What you should do:
Which lines hold the word "object"? Copy each of them from the material.

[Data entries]
========================

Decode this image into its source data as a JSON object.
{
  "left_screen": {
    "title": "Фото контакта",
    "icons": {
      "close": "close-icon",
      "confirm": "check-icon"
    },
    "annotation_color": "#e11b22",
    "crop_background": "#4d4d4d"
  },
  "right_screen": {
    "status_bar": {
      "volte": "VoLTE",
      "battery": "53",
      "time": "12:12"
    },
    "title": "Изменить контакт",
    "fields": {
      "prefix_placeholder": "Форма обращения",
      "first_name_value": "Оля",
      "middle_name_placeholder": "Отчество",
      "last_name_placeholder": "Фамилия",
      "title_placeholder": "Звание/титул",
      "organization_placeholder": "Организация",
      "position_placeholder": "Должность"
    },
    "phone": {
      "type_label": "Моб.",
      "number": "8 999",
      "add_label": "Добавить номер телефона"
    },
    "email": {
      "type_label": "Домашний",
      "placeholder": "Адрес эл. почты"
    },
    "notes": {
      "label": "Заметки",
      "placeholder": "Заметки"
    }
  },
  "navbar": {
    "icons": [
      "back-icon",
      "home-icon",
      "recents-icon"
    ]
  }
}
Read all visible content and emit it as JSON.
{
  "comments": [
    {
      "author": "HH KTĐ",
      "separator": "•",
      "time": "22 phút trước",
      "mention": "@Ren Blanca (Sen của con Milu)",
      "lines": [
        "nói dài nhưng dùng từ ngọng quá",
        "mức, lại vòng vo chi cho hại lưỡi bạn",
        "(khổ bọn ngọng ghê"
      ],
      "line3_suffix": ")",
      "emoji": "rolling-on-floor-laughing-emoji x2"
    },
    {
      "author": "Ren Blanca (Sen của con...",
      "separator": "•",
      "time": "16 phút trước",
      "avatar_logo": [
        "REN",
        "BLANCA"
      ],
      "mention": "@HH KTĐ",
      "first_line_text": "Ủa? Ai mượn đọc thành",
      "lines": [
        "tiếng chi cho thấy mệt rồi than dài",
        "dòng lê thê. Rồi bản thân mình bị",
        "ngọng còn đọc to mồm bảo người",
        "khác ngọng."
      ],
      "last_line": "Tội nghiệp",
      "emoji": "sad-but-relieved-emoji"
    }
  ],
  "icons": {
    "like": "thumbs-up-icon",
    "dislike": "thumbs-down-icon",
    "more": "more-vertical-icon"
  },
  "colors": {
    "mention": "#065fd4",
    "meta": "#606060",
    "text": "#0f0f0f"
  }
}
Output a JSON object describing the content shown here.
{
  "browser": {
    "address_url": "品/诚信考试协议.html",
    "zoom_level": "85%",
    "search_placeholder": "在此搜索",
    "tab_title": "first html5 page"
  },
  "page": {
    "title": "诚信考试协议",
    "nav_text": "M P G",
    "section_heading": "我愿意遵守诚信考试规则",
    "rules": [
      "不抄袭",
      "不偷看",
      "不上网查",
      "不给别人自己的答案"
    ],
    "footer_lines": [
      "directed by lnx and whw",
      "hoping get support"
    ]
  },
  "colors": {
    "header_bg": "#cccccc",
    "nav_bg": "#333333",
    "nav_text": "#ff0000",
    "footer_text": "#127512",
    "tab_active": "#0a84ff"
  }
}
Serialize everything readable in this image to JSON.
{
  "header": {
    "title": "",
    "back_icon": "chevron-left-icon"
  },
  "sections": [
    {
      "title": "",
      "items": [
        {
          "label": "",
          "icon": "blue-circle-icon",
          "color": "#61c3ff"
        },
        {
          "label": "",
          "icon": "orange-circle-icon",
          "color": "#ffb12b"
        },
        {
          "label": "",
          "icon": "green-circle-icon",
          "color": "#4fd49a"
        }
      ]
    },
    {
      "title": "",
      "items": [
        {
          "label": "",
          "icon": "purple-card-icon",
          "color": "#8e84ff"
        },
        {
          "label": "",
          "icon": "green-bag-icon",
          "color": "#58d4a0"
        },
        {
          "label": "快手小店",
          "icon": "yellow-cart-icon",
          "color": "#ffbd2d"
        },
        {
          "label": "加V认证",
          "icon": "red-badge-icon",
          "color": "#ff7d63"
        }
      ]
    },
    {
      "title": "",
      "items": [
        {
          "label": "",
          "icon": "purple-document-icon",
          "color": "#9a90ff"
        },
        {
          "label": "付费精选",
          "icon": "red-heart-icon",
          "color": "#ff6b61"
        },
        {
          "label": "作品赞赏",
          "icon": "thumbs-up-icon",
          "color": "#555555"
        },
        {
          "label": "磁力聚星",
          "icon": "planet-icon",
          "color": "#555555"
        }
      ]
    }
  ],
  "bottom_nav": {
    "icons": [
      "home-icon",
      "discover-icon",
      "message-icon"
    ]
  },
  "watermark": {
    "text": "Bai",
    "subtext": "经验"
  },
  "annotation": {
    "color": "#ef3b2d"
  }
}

========================

The result:
Decode this image into its source data as a JSON object.
Output a JSON object describing the content shown here.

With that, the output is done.